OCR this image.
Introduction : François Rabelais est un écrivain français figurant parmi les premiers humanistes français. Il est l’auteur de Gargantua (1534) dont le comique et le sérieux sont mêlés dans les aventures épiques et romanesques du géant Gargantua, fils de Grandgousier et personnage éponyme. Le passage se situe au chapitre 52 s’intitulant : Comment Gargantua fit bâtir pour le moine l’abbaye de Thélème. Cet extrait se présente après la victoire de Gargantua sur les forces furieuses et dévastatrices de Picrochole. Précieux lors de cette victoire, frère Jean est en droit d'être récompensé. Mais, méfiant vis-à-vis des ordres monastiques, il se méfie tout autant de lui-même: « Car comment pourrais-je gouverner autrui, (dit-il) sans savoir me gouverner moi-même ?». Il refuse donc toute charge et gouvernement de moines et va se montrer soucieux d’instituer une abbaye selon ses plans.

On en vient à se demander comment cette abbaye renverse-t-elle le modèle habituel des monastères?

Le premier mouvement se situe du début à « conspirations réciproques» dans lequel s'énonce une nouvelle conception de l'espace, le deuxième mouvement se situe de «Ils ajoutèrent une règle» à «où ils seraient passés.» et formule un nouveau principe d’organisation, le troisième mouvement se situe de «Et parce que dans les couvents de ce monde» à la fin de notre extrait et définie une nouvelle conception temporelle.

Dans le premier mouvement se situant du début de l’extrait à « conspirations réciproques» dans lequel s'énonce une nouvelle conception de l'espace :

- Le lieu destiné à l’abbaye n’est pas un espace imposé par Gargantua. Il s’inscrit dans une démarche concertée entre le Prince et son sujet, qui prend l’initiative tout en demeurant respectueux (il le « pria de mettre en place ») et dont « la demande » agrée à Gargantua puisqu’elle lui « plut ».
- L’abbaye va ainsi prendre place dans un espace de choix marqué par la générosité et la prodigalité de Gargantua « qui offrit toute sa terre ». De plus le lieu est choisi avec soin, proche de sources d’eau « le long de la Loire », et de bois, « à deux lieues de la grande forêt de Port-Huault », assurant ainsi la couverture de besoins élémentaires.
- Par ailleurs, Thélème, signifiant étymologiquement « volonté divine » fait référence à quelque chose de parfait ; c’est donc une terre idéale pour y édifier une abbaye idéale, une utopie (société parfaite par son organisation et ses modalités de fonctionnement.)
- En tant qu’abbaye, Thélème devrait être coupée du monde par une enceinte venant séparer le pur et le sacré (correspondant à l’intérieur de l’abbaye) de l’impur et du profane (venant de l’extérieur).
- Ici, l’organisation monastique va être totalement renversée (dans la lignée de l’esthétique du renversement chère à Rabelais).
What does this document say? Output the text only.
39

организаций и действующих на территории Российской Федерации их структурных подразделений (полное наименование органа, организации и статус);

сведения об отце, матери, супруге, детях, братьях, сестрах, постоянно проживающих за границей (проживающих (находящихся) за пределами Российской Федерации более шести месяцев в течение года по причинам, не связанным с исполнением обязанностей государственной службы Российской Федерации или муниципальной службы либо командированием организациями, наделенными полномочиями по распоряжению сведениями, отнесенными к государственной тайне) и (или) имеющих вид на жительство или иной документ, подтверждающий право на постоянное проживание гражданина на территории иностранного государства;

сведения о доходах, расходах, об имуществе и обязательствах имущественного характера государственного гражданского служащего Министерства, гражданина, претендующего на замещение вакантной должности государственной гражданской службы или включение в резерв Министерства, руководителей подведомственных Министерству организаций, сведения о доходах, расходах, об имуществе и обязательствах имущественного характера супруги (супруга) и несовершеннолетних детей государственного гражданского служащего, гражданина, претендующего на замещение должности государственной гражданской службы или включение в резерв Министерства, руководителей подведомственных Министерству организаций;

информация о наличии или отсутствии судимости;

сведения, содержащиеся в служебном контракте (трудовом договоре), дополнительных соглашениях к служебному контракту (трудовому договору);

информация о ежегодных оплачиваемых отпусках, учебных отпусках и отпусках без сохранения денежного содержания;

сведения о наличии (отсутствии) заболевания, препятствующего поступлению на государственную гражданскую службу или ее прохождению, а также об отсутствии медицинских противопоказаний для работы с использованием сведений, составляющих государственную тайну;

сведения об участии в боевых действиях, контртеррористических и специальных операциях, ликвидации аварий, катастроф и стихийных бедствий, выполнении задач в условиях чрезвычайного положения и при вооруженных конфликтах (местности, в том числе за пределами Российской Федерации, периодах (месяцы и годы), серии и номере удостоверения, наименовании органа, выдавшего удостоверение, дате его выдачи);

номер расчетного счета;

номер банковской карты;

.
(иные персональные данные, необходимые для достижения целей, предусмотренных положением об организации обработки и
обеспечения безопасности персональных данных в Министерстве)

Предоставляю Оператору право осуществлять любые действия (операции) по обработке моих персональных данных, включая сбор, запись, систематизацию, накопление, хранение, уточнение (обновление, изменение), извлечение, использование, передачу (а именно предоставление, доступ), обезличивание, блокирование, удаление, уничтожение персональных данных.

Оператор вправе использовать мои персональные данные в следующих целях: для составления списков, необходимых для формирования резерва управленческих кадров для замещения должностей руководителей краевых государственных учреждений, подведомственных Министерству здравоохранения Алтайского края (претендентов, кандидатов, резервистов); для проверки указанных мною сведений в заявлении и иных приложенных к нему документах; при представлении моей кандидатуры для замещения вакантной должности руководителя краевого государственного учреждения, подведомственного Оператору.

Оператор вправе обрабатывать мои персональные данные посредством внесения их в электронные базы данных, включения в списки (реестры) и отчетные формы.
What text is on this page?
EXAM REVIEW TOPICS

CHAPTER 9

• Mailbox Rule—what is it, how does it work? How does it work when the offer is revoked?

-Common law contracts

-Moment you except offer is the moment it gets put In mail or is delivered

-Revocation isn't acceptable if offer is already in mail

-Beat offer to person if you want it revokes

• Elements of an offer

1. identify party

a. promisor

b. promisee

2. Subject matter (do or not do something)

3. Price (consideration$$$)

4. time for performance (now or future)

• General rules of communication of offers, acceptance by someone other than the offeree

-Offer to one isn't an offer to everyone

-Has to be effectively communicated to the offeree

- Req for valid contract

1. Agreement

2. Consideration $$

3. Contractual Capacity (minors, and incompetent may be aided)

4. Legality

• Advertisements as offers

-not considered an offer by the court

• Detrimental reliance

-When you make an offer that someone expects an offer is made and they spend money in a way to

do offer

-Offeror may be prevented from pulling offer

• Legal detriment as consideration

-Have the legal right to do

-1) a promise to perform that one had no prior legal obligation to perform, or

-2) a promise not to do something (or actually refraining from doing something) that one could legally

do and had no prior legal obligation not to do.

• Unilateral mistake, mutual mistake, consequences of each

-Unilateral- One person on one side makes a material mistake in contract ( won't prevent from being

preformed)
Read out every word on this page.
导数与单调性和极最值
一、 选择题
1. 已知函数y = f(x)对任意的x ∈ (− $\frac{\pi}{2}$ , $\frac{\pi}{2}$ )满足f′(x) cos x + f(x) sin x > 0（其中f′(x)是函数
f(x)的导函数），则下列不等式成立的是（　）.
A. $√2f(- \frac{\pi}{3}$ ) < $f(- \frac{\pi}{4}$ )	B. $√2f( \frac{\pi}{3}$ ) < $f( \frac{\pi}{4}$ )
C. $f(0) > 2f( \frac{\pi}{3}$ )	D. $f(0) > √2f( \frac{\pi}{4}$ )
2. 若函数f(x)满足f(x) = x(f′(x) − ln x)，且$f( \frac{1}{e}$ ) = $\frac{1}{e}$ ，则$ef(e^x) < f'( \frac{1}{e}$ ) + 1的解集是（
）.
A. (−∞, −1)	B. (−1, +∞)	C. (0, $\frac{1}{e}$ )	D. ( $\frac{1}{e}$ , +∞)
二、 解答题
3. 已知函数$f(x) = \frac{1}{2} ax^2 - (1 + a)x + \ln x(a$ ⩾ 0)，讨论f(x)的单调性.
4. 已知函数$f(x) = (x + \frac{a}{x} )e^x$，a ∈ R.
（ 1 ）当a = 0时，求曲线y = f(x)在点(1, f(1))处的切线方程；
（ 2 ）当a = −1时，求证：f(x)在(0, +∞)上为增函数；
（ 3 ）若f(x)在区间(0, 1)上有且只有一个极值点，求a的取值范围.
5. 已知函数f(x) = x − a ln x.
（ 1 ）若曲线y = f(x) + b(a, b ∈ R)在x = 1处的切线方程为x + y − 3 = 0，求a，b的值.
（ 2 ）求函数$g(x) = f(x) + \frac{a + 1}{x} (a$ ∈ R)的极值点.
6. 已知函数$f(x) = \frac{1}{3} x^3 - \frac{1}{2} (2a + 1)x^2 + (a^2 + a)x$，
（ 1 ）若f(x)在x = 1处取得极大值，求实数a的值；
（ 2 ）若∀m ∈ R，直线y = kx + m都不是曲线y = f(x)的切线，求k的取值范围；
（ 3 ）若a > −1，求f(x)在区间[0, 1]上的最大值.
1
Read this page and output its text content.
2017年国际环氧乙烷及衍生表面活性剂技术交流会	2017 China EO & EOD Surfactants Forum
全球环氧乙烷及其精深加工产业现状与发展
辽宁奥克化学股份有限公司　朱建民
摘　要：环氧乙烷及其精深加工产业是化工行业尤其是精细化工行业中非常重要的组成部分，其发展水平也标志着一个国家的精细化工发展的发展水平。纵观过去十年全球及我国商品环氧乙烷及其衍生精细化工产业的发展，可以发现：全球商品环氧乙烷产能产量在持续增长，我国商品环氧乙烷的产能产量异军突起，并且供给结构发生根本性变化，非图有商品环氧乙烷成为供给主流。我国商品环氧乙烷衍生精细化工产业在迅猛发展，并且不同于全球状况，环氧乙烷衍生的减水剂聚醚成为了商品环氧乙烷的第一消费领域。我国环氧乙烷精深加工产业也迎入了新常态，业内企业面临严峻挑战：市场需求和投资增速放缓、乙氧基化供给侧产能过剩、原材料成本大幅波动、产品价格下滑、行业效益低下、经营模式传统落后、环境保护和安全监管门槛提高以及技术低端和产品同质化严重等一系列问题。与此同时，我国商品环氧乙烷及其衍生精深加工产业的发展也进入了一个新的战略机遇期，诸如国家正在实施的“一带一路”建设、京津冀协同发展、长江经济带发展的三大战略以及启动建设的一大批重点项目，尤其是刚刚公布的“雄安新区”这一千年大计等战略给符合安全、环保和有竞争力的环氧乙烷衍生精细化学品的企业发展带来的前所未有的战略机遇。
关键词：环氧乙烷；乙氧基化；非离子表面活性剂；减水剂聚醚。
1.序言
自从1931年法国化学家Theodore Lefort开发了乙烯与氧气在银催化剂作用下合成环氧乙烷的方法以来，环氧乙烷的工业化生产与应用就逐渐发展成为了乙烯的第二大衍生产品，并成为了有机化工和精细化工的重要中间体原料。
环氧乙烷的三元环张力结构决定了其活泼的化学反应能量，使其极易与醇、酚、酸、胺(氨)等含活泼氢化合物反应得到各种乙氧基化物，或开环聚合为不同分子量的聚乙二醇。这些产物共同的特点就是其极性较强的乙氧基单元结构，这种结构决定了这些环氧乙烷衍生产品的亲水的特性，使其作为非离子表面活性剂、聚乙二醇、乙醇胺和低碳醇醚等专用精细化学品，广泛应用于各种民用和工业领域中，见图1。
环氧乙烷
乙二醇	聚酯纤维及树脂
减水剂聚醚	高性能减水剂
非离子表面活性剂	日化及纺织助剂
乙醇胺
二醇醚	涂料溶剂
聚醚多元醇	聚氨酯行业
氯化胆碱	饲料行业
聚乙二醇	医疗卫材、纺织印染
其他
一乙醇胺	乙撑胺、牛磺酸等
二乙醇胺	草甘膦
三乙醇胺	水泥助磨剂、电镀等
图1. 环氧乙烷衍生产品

_ _ _ _ _ _ _

## Request
Search the preceding listing for the word "monde" and pull out every line that holds it.

## Output below
Le premier mouvement se situe du début à « conspirations réciproques» dans lequel s'énonce une nouvelle conception de l'espace, le deuxième mouvement se situe de «Ils ajoutèrent une règle» à «où ils seraient passés.» et formule un nouveau principe d’organisation, le troisième mouvement se situe de «Et parce que dans les couvents de ce monde» à la fin de notre extrait et définie une nouvelle conception temporelle.
- En tant qu’abbaye, Thélème devrait être coupée du monde par une enceinte venant séparer le pur et le sacré (correspondant à l’intérieur de l’abbaye) de l’impur et du profane (venant de l’extérieur).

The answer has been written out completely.